Find each line of the listing below that contains the string "page", matching case exactly, and copy those lines.

━━━━━ Dataset entries ━━━━━

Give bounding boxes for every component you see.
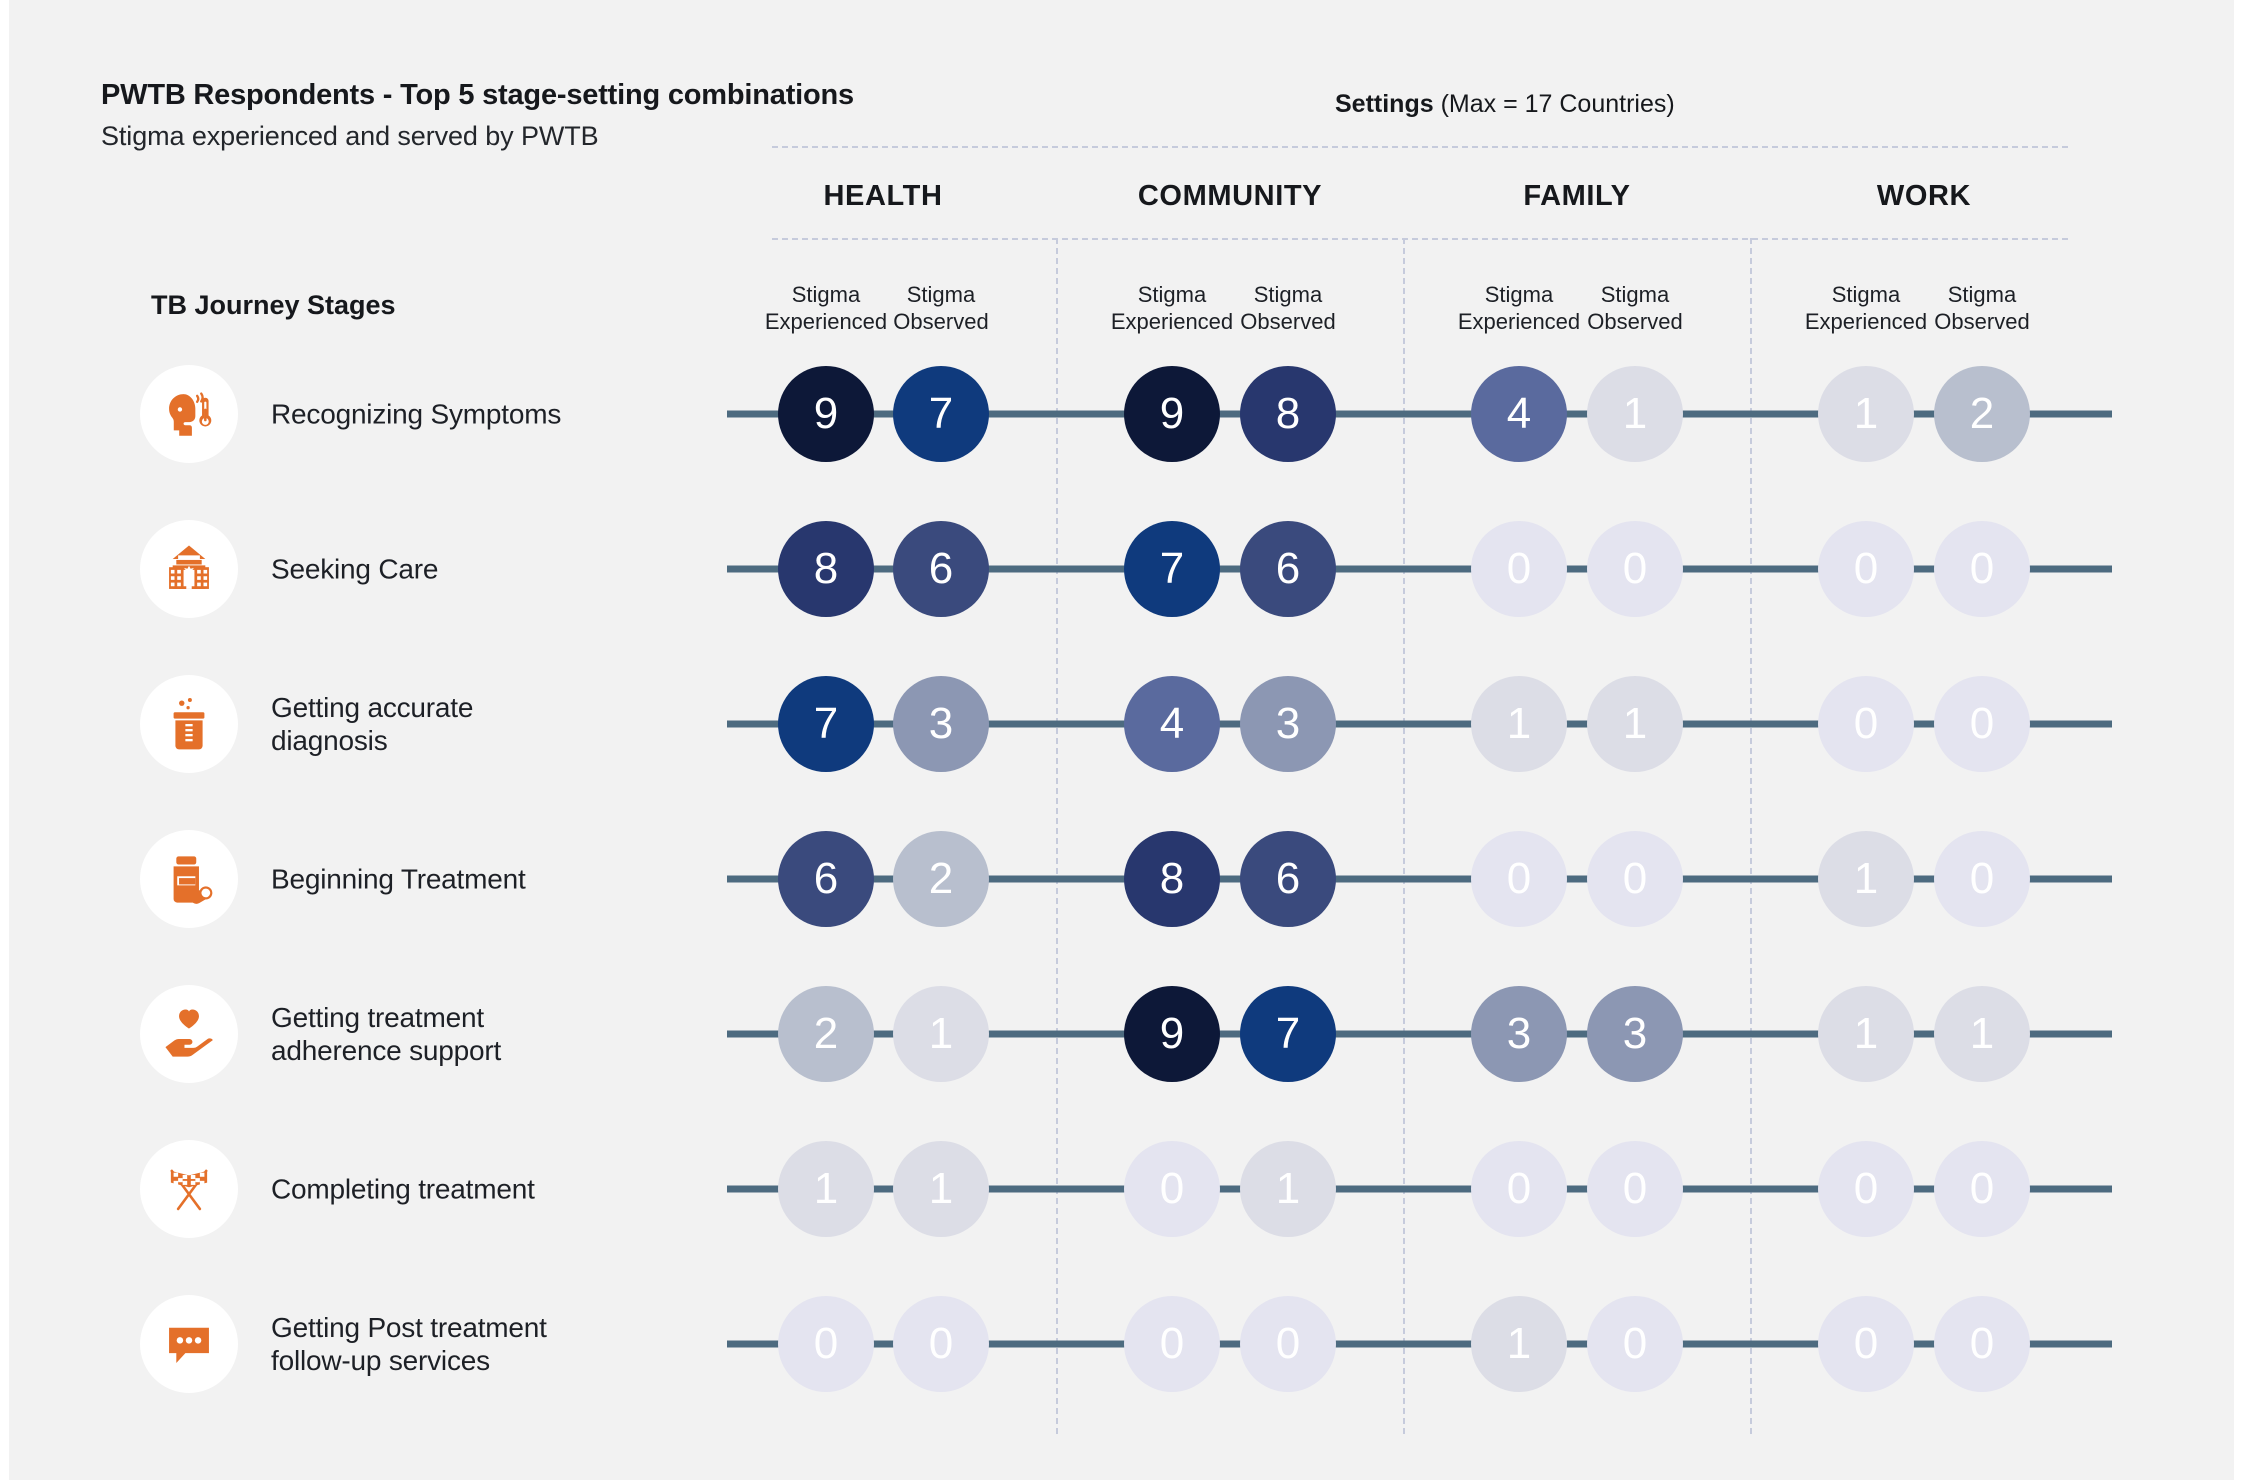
page-subtitle: Stigma experienced and served by PWTB <box>101 119 854 154</box>
value-bubble[interactable]: 1 <box>1471 676 1567 772</box>
value-bubble[interactable]: 0 <box>1240 1296 1336 1392</box>
stage-label: Recognizing Symptoms <box>271 397 571 430</box>
value-bubble[interactable]: 0 <box>1934 676 2030 772</box>
stage-label: Getting Post treatment follow-up service… <box>271 1311 571 1377</box>
hospital-icon <box>140 520 238 618</box>
value-bubble[interactable]: 1 <box>1818 831 1914 927</box>
table-row: Getting Post treatment follow-up service… <box>9 1282 2243 1406</box>
sub-header-stigma-observed-1: StigmaObserved <box>846 282 1036 336</box>
value-bubble[interactable]: 0 <box>1587 1141 1683 1237</box>
value-bubble[interactable]: 1 <box>1240 1141 1336 1237</box>
stage-label: Beginning Treatment <box>271 862 571 895</box>
sub-header-line1: Stigma <box>1193 282 1383 309</box>
value-bubble[interactable]: 6 <box>1240 521 1336 617</box>
group-header-family: FAMILY <box>1397 180 1757 213</box>
value-bubble[interactable]: 7 <box>893 366 989 462</box>
value-bubble[interactable]: 8 <box>778 521 874 617</box>
value-bubble[interactable]: 2 <box>893 831 989 927</box>
value-bubble[interactable]: 0 <box>1587 521 1683 617</box>
value-bubble[interactable]: 6 <box>778 831 874 927</box>
value-bubble[interactable]: 0 <box>1934 1141 2030 1237</box>
table-row: Completing treatment11010000 <box>9 1127 2243 1251</box>
table-row: Beginning Treatment62860010 <box>9 817 2243 941</box>
sub-header-line1: Stigma <box>846 282 1036 309</box>
value-bubble[interactable]: 4 <box>1124 676 1220 772</box>
lab-beaker-icon <box>140 675 238 773</box>
title-block: PWTB Respondents - Top 5 stage-setting c… <box>101 78 854 154</box>
value-bubble[interactable]: 0 <box>1471 1141 1567 1237</box>
stage-label: Getting accurate diagnosis <box>271 691 571 757</box>
value-bubble[interactable]: 3 <box>893 676 989 772</box>
stage-label: Completing treatment <box>271 1172 571 1205</box>
stages-heading: TB Journey Stages <box>151 290 396 321</box>
speech-bubble-icon <box>140 1295 238 1393</box>
value-bubble[interactable]: 0 <box>1471 831 1567 927</box>
value-bubble[interactable]: 1 <box>778 1141 874 1237</box>
value-bubble[interactable]: 0 <box>1934 831 2030 927</box>
value-bubble[interactable]: 6 <box>893 521 989 617</box>
table-row: Seeking Care86760000 <box>9 507 2243 631</box>
value-bubble[interactable]: 0 <box>778 1296 874 1392</box>
value-bubble[interactable]: 4 <box>1471 366 1567 462</box>
group-header-work: WORK <box>1744 180 2104 213</box>
sub-header-line2: Observed <box>1887 309 2077 336</box>
value-bubble[interactable]: 0 <box>1818 521 1914 617</box>
sub-header-stigma-observed-3: StigmaObserved <box>1193 282 1383 336</box>
value-bubble[interactable]: 0 <box>1934 521 2030 617</box>
table-row: Getting accurate diagnosis73431100 <box>9 662 2243 786</box>
value-bubble[interactable]: 8 <box>1124 831 1220 927</box>
value-bubble[interactable]: 0 <box>1818 1141 1914 1237</box>
value-bubble[interactable]: 0 <box>1587 1296 1683 1392</box>
infographic-canvas: PWTB Respondents - Top 5 stage-setting c… <box>0 0 2243 1480</box>
value-bubble[interactable]: 1 <box>1818 986 1914 1082</box>
value-bubble[interactable]: 2 <box>1934 366 2030 462</box>
sub-header-stigma-observed-5: StigmaObserved <box>1540 282 1730 336</box>
header-rule-top <box>772 146 2068 148</box>
value-bubble[interactable]: 7 <box>1124 521 1220 617</box>
heart-in-hand-icon <box>140 985 238 1083</box>
value-bubble[interactable]: 0 <box>1818 1296 1914 1392</box>
header-rule-bottom <box>772 238 2068 240</box>
value-bubble[interactable]: 7 <box>778 676 874 772</box>
value-bubble[interactable]: 9 <box>1124 366 1220 462</box>
sub-header-line1: Stigma <box>1540 282 1730 309</box>
sub-header-line2: Observed <box>1193 309 1383 336</box>
sub-header-line2: Observed <box>1540 309 1730 336</box>
value-bubble[interactable]: 1 <box>1587 676 1683 772</box>
value-bubble[interactable]: 1 <box>1934 986 2030 1082</box>
value-bubble[interactable]: 3 <box>1587 986 1683 1082</box>
value-bubble[interactable]: 0 <box>1124 1296 1220 1392</box>
head-fever-icon <box>140 365 238 463</box>
value-bubble[interactable]: 0 <box>1587 831 1683 927</box>
value-bubble[interactable]: 6 <box>1240 831 1336 927</box>
table-row: Recognizing Symptoms97984112 <box>9 352 2243 476</box>
value-bubble[interactable]: 1 <box>893 1141 989 1237</box>
settings-caption: Settings (Max = 17 Countries) <box>1335 90 1675 119</box>
value-bubble[interactable]: 1 <box>1587 366 1683 462</box>
settings-label: Settings <box>1335 90 1434 118</box>
stage-label: Getting treatment adherence support <box>271 1001 571 1067</box>
value-bubble[interactable]: 8 <box>1240 366 1336 462</box>
value-bubble[interactable]: 0 <box>1471 521 1567 617</box>
value-bubble[interactable]: 9 <box>1124 986 1220 1082</box>
table-row: Getting treatment adherence support21973… <box>9 972 2243 1096</box>
value-bubble[interactable]: 0 <box>893 1296 989 1392</box>
group-header-health: HEALTH <box>703 180 1063 213</box>
value-bubble[interactable]: 1 <box>1818 366 1914 462</box>
group-header-community: COMMUNITY <box>1050 180 1410 213</box>
value-bubble[interactable]: 0 <box>1818 676 1914 772</box>
value-bubble[interactable]: 9 <box>778 366 874 462</box>
value-bubble[interactable]: 2 <box>778 986 874 1082</box>
value-bubble[interactable]: 1 <box>893 986 989 1082</box>
page-title: PWTB Respondents - Top 5 stage-setting c… <box>101 78 854 113</box>
stage-label: Seeking Care <box>271 552 571 585</box>
value-bubble[interactable]: 0 <box>1934 1296 2030 1392</box>
settings-note: (Max = 17 Countries) <box>1441 90 1675 118</box>
sub-header-line1: Stigma <box>1887 282 2077 309</box>
value-bubble[interactable]: 1 <box>1471 1296 1567 1392</box>
value-bubble[interactable]: 3 <box>1240 676 1336 772</box>
pill-bottle-icon <box>140 830 238 928</box>
checkered-flags-icon <box>140 1140 238 1238</box>
sub-header-line2: Observed <box>846 309 1036 336</box>
value-bubble[interactable]: 0 <box>1124 1141 1220 1237</box>
sub-header-stigma-observed-7: StigmaObserved <box>1887 282 2077 336</box>
value-bubble[interactable]: 7 <box>1240 986 1336 1082</box>
value-bubble[interactable]: 3 <box>1471 986 1567 1082</box>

━━━━━

Finished answer >>
page-subtitle: Stigma experienced and served by PWTB <box>101 119 854 154</box>
page-title: PWTB Respondents - Top 5 stage-setting c… <box>101 78 854 113</box>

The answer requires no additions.